>> Begin Material provided

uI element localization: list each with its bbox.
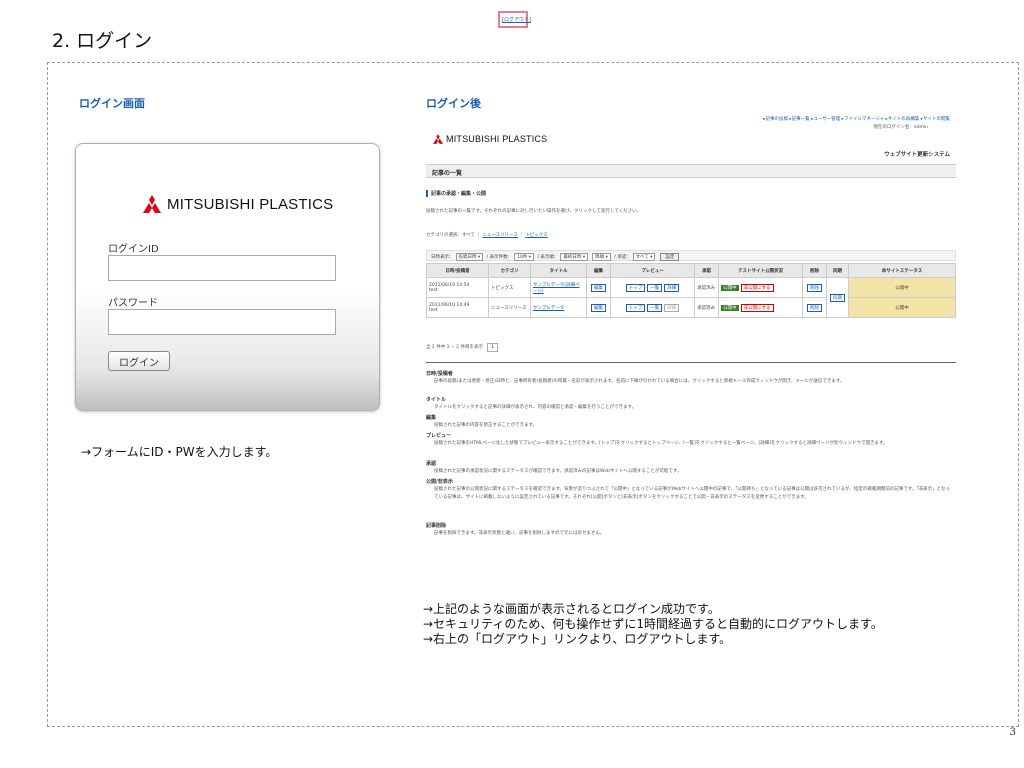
date-display-select[interactable]: 投稿日時 ▾	[455, 253, 484, 261]
login-id-label: ログインID	[108, 244, 159, 255]
admin-top-links: ▸記事の投稿 ▸記事一覧 ▸ユーザー管理 ▸ファイルマネージャ ▸サイトの再構築…	[763, 117, 950, 122]
table-row: 2011/06/10 14:49 test ニュースリリース サンプルデータ 編集…	[426, 297, 956, 318]
help-desc: 投稿された記事の内容を修正することができます。	[434, 423, 538, 428]
delete-button[interactable]: 削除	[807, 283, 822, 292]
logo-text: MITSUBISHI PLASTICS	[167, 195, 334, 213]
help-term: 公開/非表示	[426, 479, 453, 485]
subhead: 記事の承認・編集・公開	[426, 190, 486, 197]
preview-list-button[interactable]: 一覧	[647, 303, 663, 312]
unpublish-button[interactable]: 非公開にする	[740, 283, 774, 292]
apply-filter-button[interactable]: 設定	[660, 253, 680, 261]
col-date: 日時/投稿者	[426, 263, 489, 278]
col-title: タイトル	[530, 263, 587, 278]
page-title: 2. ログイン	[52, 30, 153, 52]
current-user: 現在のログイン名：admin	[873, 125, 928, 130]
login-id-input[interactable]	[108, 255, 336, 281]
preview-detail-button[interactable]: 詳細	[664, 303, 680, 312]
preview-top-button[interactable]: トップ	[625, 283, 646, 292]
delete-button[interactable]: 削除	[807, 303, 822, 312]
page-bar: 記事の一覧	[426, 164, 956, 178]
note-line: →セキュリティのため、何も操作せずに1時間経過すると自動的にログアウトします。	[423, 617, 883, 631]
preview-list-button[interactable]: 一覧	[647, 283, 663, 292]
help-term: プレビュー	[426, 433, 452, 439]
unpublish-button[interactable]: 非公開にする	[740, 303, 774, 312]
col-delete: 削除	[802, 263, 827, 278]
system-name: ウェブサイト更新システム	[884, 152, 950, 158]
help-desc: タイトルをクリックすると記事の詳細が表示され、内容の確認と承認・編集を行うことが…	[434, 405, 637, 410]
logout-link[interactable]: [ログアウト]	[502, 16, 531, 23]
divider	[426, 362, 956, 363]
password-input[interactable]	[108, 309, 336, 335]
company-logo: MITSUBISHI PLASTICS	[141, 195, 333, 213]
three-diamonds-icon	[433, 134, 443, 144]
approval-select[interactable]: すべて ▾	[632, 253, 656, 261]
login-form: MITSUBISHI PLASTICS ログインID パスワード ログイン	[75, 143, 380, 411]
admin-logo: MITSUBISHI PLASTICS	[432, 134, 547, 144]
status-badge: 公開中	[721, 304, 739, 311]
category-selector: カテゴリの選択：すべて ｜ ニュースリリース ｜ トピックス	[426, 233, 548, 238]
help-desc: 投稿された記事をHTMLページ化した状態でプレビュー表示することができます。[ト…	[434, 441, 888, 446]
edit-button[interactable]: 編集	[591, 303, 606, 312]
intro-text: 投稿された記事の一覧です。それぞれの記事に対し行いたい操作を選び、クリックして実…	[426, 209, 642, 214]
col-category: カテゴリ	[488, 263, 531, 278]
article-title-link[interactable]: サンプルデータ	[533, 306, 564, 311]
per-page-select[interactable]: 10件 ▾	[514, 253, 535, 261]
col-edit: 編集	[586, 263, 611, 278]
section-title-after-login: ログイン後	[426, 97, 481, 110]
page-number: 3	[1009, 727, 1016, 738]
sort-order-select[interactable]: 降順 ▾	[592, 253, 611, 261]
col-test-status: テストサイト公開状況	[718, 263, 803, 278]
preview-detail-button[interactable]: 詳細	[664, 283, 680, 292]
three-diamonds-icon	[143, 195, 161, 213]
article-table: 日時/投稿者 カテゴリ タイトル 編集 プレビュー 承認 テストサイト公開状況 …	[426, 263, 956, 318]
col-sync: 同期	[826, 263, 849, 278]
preview-top-button[interactable]: トップ	[625, 303, 646, 312]
table-row: 2011/06/10 14:54 test トピックス サンプルデータ(詳細ページ…	[426, 277, 956, 318]
login-form-note: →フォームにID・PWを入力します。	[81, 445, 278, 459]
category-link-topics[interactable]: トピックス	[525, 233, 547, 238]
password-label: パスワード	[108, 298, 158, 309]
status-badge: 公開中	[721, 284, 739, 291]
help-term: 承認	[426, 461, 437, 467]
sort-field-select[interactable]: 最終日時 ▾	[560, 253, 589, 261]
col-approval: 承認	[694, 263, 719, 278]
help-desc: 記事を削除できます。非表示状態と違い、記事を削除しますので元には戻せません。	[434, 531, 605, 536]
site-status: 公開中	[848, 297, 956, 318]
help-term: 記事削除	[426, 523, 447, 529]
col-preview: プレビュー	[610, 263, 695, 278]
filter-bar: 日時表示： 投稿日時 ▾ / 表示件数： 10件 ▾ / 表示順： 最終日時 ▾ 降順 …	[426, 250, 956, 261]
help-desc: 投稿された記事の承認状況に関するステータスが確認できます。承認済みの記事はWeb…	[434, 469, 682, 474]
help-term: タイトル	[426, 397, 447, 403]
note-line: →上記のような画面が表示されるとログイン成功です。	[423, 602, 720, 616]
help-term: 日時/投稿者	[426, 371, 453, 377]
help-term: 編集	[426, 415, 437, 421]
col-site-status: 本サイトステータス	[848, 263, 956, 278]
edit-button[interactable]: 編集	[591, 283, 606, 292]
note-line: →右上の「ログアウト」リンクより、ログアウトします。	[423, 632, 732, 646]
login-button[interactable]: ログイン	[108, 351, 170, 371]
help-desc: 記事の投稿(または更新・修正)日時と、記事所有者(投稿者)の所属・名前が表示され…	[434, 379, 845, 384]
table-header-row: 日時/投稿者 カテゴリ タイトル 編集 プレビュー 承認 テストサイト公開状況 …	[426, 263, 956, 278]
sync-button[interactable]: 同期	[830, 293, 845, 302]
category-link-news[interactable]: ニュースリリース	[482, 233, 518, 238]
admin-screenshot: ▸記事の投稿 ▸記事一覧 ▸ユーザー管理 ▸ファイルマネージャ ▸サイトの再構築…	[426, 114, 956, 584]
site-status: 公開中	[848, 277, 956, 298]
section-title-login-screen: ログイン画面	[79, 97, 145, 110]
pager: 全 2 件中 1 − 2 件目を表示 1	[426, 343, 498, 352]
page-button-1[interactable]: 1	[486, 343, 498, 352]
help-desc: 投稿された記事の公開状況に関するステータスを確認できます。背景が塗りつぶされて「…	[434, 487, 951, 500]
after-login-notes: →上記のような画面が表示されるとログイン成功です。 →セキュリティのため、何も操…	[423, 602, 883, 647]
admin-logo-text: MITSUBISHI PLASTICS	[446, 134, 548, 144]
article-title-link[interactable]: サンプルデータ(詳細ページ)	[533, 283, 580, 294]
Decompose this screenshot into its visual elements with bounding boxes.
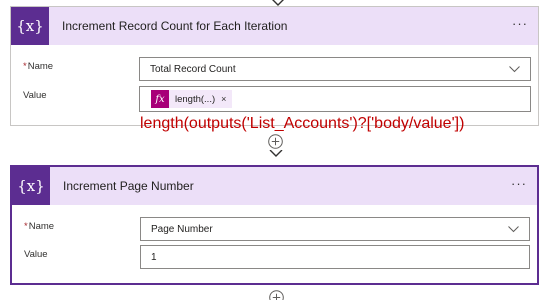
name-value: Page Number	[151, 223, 213, 235]
card-header[interactable]: {x} Increment Page Number ···	[12, 167, 537, 205]
value-row: Value 1	[12, 245, 537, 269]
add-step-icon[interactable]	[268, 134, 283, 149]
card-header[interactable]: {x} Increment Record Count for Each Iter…	[11, 7, 538, 45]
more-options-icon[interactable]: ···	[512, 17, 528, 30]
arrow-down-icon	[269, 150, 283, 158]
name-value: Total Record Count	[150, 63, 236, 75]
action-card-increment-page-number[interactable]: {x} Increment Page Number ··· *Name Page…	[10, 165, 539, 285]
name-dropdown[interactable]: Total Record Count	[139, 57, 531, 81]
value-field[interactable]: fx length(...) ×	[139, 86, 531, 112]
chevron-down-icon[interactable]	[508, 226, 519, 233]
expression-fx-icon: fx	[151, 90, 169, 108]
value-text: 1	[151, 251, 157, 263]
card-title: Increment Record Count for Each Iteratio…	[62, 19, 288, 33]
value-label: Value	[23, 90, 47, 101]
variable-icon: {x}	[12, 167, 50, 205]
name-label: *Name	[24, 221, 55, 232]
value-label: Value	[24, 249, 48, 260]
value-row: Value fx length(...) ×	[11, 86, 538, 112]
expression-annotation: length(outputs('List_Accounts')?['body/v…	[140, 115, 465, 132]
token-label: length(...)	[175, 93, 216, 105]
chevron-down-icon[interactable]	[509, 66, 520, 73]
remove-icon[interactable]: ×	[221, 94, 232, 104]
add-step-icon[interactable]	[269, 290, 284, 300]
required-mark: *	[24, 221, 28, 232]
required-mark: *	[23, 61, 27, 72]
variable-icon: {x}	[11, 7, 49, 45]
name-row: *Name Page Number	[12, 217, 537, 241]
name-row: *Name Total Record Count	[11, 57, 538, 81]
name-label: *Name	[23, 61, 54, 72]
card-title: Increment Page Number	[63, 179, 194, 193]
action-card-increment-record-count[interactable]: {x} Increment Record Count for Each Iter…	[10, 6, 539, 126]
expression-token[interactable]: fx length(...) ×	[151, 90, 233, 108]
more-options-icon[interactable]: ···	[511, 177, 527, 190]
value-input[interactable]: 1	[140, 245, 530, 269]
name-dropdown[interactable]: Page Number	[140, 217, 530, 241]
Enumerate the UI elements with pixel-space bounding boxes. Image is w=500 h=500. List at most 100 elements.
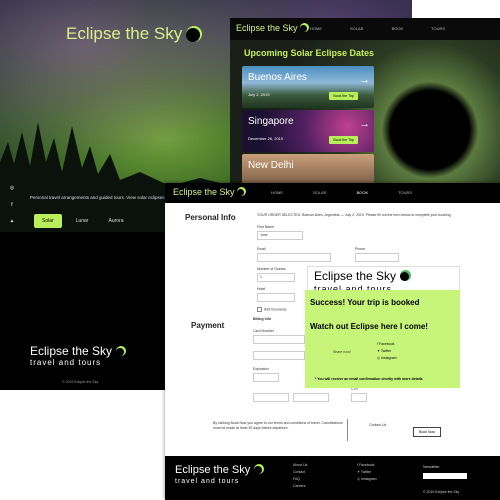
eclipse-card-singapore[interactable]: Singapore December 26, 2019 Book the Tri… xyxy=(242,110,374,152)
home-footer-sub: travel and tours xyxy=(30,358,102,367)
nav-book[interactable]: BOOK xyxy=(357,190,369,195)
newsletter-label: Newsletter xyxy=(423,465,440,469)
footer-links: About Us Contact FAQ Careers xyxy=(293,462,307,490)
nav-tours[interactable]: TOURS xyxy=(398,190,412,195)
newsletter-input[interactable] xyxy=(423,473,467,479)
nav-tours[interactable]: TOURS xyxy=(431,26,445,31)
solar-button[interactable]: Solar xyxy=(34,214,62,228)
card-city: Singapore xyxy=(248,116,294,127)
dates-window: Eclipse the Sky HOME SOLAR BOOK TOURS Up… xyxy=(230,18,500,190)
hero-brand-text: Eclipse the Sky xyxy=(66,24,183,43)
share-list: f Facebook ✦ Twitter ◎ Instagram xyxy=(377,342,397,360)
share-instagram-label: Instagram xyxy=(381,356,397,360)
nav-book[interactable]: BOOK xyxy=(392,26,404,31)
divider xyxy=(347,419,348,441)
success-brand: Eclipse the Sky xyxy=(314,269,410,283)
exp-year-select[interactable] xyxy=(293,393,329,402)
share-twitter-label: Twitter xyxy=(380,349,392,353)
footer-copyright: © 2019 Eclipse the Sky xyxy=(423,490,460,494)
card-number-input[interactable] xyxy=(253,335,305,344)
book-now-button[interactable]: Book Now xyxy=(413,427,441,437)
eclipse-logo-icon xyxy=(400,272,410,282)
footer-instagram-link[interactable]: ◎ Instagram xyxy=(357,476,377,483)
eclipse-logo-icon xyxy=(254,466,263,475)
insurance-label: Add Insurance xyxy=(264,307,287,312)
facebook-icon[interactable]: f xyxy=(8,201,16,209)
arrow-right-icon[interactable]: → xyxy=(359,74,370,86)
footer-social: f Facebook ✦ Twitter ◎ Instagram xyxy=(357,462,377,483)
footer-link[interactable]: Careers xyxy=(293,483,307,490)
exp-month-select[interactable] xyxy=(253,393,289,402)
footer-brand-text: Eclipse the Sky xyxy=(175,464,251,476)
dates-nav-links: HOME SOLAR BOOK TOURS xyxy=(310,26,445,31)
home-footer-brand: Eclipse the Sky xyxy=(30,344,125,358)
home-footer-brand-text: Eclipse the Sky xyxy=(30,344,113,358)
billing-info-title: Billing Info xyxy=(253,317,272,321)
booking-brand-text: Eclipse the Sky xyxy=(173,187,235,197)
payment-title: Payment xyxy=(191,321,225,330)
footer-link[interactable]: FAQ xyxy=(293,476,307,483)
insurance-option[interactable]: Add Insurance xyxy=(257,307,287,312)
booking-nav-links: HOME SOLAR BOOK TOURS xyxy=(271,190,412,195)
instagram-icon[interactable]: ◎ xyxy=(8,184,16,192)
eclipse-card-buenos-aires[interactable]: Buenos Aires July 2, 2019 Book the Trip … xyxy=(242,66,374,108)
share-label: Share now! xyxy=(333,350,351,354)
home-copyright: © 2019 Eclipse the Sky xyxy=(62,380,99,384)
share-twitter[interactable]: ✦ Twitter xyxy=(377,349,397,353)
exp-label: Expiration xyxy=(253,367,269,371)
card-date: December 26, 2019 xyxy=(248,136,284,141)
success-message: Success! Your trip is booked xyxy=(310,298,420,307)
share-instagram[interactable]: ◎ Instagram xyxy=(377,356,397,360)
nav-solar[interactable]: SOLAR xyxy=(313,190,327,195)
billing-address-input[interactable] xyxy=(253,351,305,360)
dates-brand[interactable]: Eclipse the Sky xyxy=(236,23,307,33)
dates-heading: Upcoming Solar Eclipse Dates xyxy=(244,48,375,58)
phone-label: Phone xyxy=(355,247,366,251)
email-confirmation-note: * You will receive an email confirmation… xyxy=(315,377,423,381)
footer-newsletter: Newsletter © 2019 Eclipse the Sky xyxy=(423,464,467,496)
hotel-label: Hotel xyxy=(257,287,266,291)
footer-facebook-link[interactable]: f Facebook xyxy=(357,462,377,469)
insurance-checkbox[interactable] xyxy=(257,307,262,312)
nav-home[interactable]: HOME xyxy=(310,26,322,31)
footer-twitter-label: Twitter xyxy=(360,470,372,474)
email-input[interactable] xyxy=(257,253,331,262)
card-city: New Delhi xyxy=(248,160,294,171)
eclipse-logo-icon xyxy=(236,189,244,197)
footer-twitter-link[interactable]: ✦ Twitter xyxy=(357,469,377,476)
nav-home[interactable]: HOME xyxy=(271,190,283,195)
personal-info-title: Personal Info xyxy=(185,213,236,222)
lunar-button[interactable]: Lunar xyxy=(70,214,95,228)
name-input[interactable]: Jane xyxy=(257,231,303,240)
footer-facebook-label: Facebook xyxy=(358,463,375,467)
footer-link[interactable]: Contact xyxy=(293,469,307,476)
cvv-input[interactable] xyxy=(351,393,367,402)
booking-brand[interactable]: Eclipse the Sky xyxy=(173,187,244,197)
book-trip-button[interactable]: Book the Trip xyxy=(329,92,358,100)
dates-brand-text: Eclipse the Sky xyxy=(236,23,298,33)
aurora-button[interactable]: Aurora xyxy=(102,214,129,228)
card-label: Card Number xyxy=(253,329,275,333)
exp-select[interactable] xyxy=(253,373,279,382)
twitter-icon[interactable]: ✦ xyxy=(8,218,16,226)
social-column: ◎ f ✦ xyxy=(8,184,16,226)
footer-link[interactable]: About Us xyxy=(293,462,307,469)
hero-brand: Eclipse the Sky xyxy=(66,24,201,44)
share-facebook[interactable]: f Facebook xyxy=(377,342,397,346)
arrow-right-icon[interactable]: → xyxy=(359,118,370,130)
success-brand-text: Eclipse the Sky xyxy=(314,269,397,283)
footer-instagram-label: Instagram xyxy=(361,477,377,481)
hotel-select[interactable] xyxy=(257,293,295,302)
footer-sub: travel and tours xyxy=(175,478,240,485)
booking-navbar: Eclipse the Sky HOME SOLAR BOOK TOURS xyxy=(165,183,500,203)
card-date: July 2, 2019 xyxy=(248,92,270,97)
phone-input[interactable] xyxy=(355,253,399,262)
dates-navbar: Eclipse the Sky HOME SOLAR BOOK TOURS xyxy=(230,18,500,40)
card-city: Buenos Aires xyxy=(248,72,307,83)
hero-buttons: Solar Lunar Aurora xyxy=(34,214,130,228)
success-tagline: Watch out Eclipse here I come! xyxy=(310,322,428,331)
guests-select[interactable]: 1 xyxy=(257,273,295,282)
nav-solar[interactable]: SOLAR xyxy=(350,26,364,31)
booking-footer: Eclipse the Sky travel and tours About U… xyxy=(165,456,500,500)
book-trip-button[interactable]: Book the Trip xyxy=(329,136,358,144)
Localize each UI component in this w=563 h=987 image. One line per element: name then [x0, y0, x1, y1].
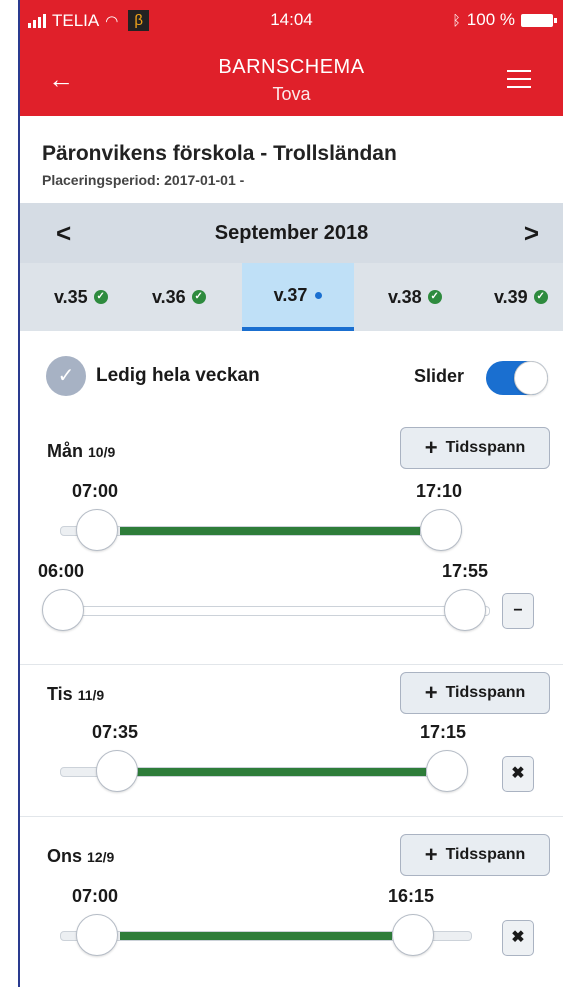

>> End Material provided

In the part of the entries above that opens with the line containing "eclipse-card-singapore[interactable]: Singapore December" and closes with the line containing "insurance-label: Add Insurance", swap "Book Now" for "Reserve Now" and write out only those lines, leaving everything else as it is.

Result:
eclipse-card-singapore[interactable]: Singapore December 26, 2019 Book the Tri… xyxy=(242,110,374,152)
home-footer-sub: travel and tours xyxy=(30,358,102,367)
nav-book[interactable]: BOOK xyxy=(357,190,369,195)
newsletter-label: Newsletter xyxy=(423,465,440,469)
footer-links: About Us Contact FAQ Careers xyxy=(293,462,307,490)
nav-tours[interactable]: TOURS xyxy=(398,190,412,195)
newsletter-input[interactable] xyxy=(423,473,467,479)
nav-tours[interactable]: TOURS xyxy=(431,26,445,31)
solar-button[interactable]: Solar xyxy=(34,214,62,228)
card-city: Singapore xyxy=(248,116,294,127)
dates-window: Eclipse the Sky HOME SOLAR BOOK TOURS Up… xyxy=(230,18,500,190)
hero-brand-text: Eclipse the Sky xyxy=(66,24,183,43)
share-list: f Facebook ✦ Twitter ◎ Instagram xyxy=(377,342,397,360)
share-instagram-label: Instagram xyxy=(381,356,397,360)
nav-book[interactable]: BOOK xyxy=(392,26,404,31)
divider xyxy=(347,419,348,441)
success-brand: Eclipse the Sky xyxy=(314,269,410,283)
exp-year-select[interactable] xyxy=(293,393,329,402)
share-twitter-label: Twitter xyxy=(380,349,392,353)
footer-copyright: © 2019 Eclipse the Sky xyxy=(423,490,460,494)
card-number-input[interactable] xyxy=(253,335,305,344)
book-now-button[interactable]: Reserve Now xyxy=(413,427,441,437)
eclipse-logo-icon xyxy=(400,272,410,282)
footer-instagram-link[interactable]: ◎ Instagram xyxy=(357,476,377,483)
eclipse-logo-icon xyxy=(254,466,263,475)
insurance-label: Add Insurance xyxy=(264,307,287,312)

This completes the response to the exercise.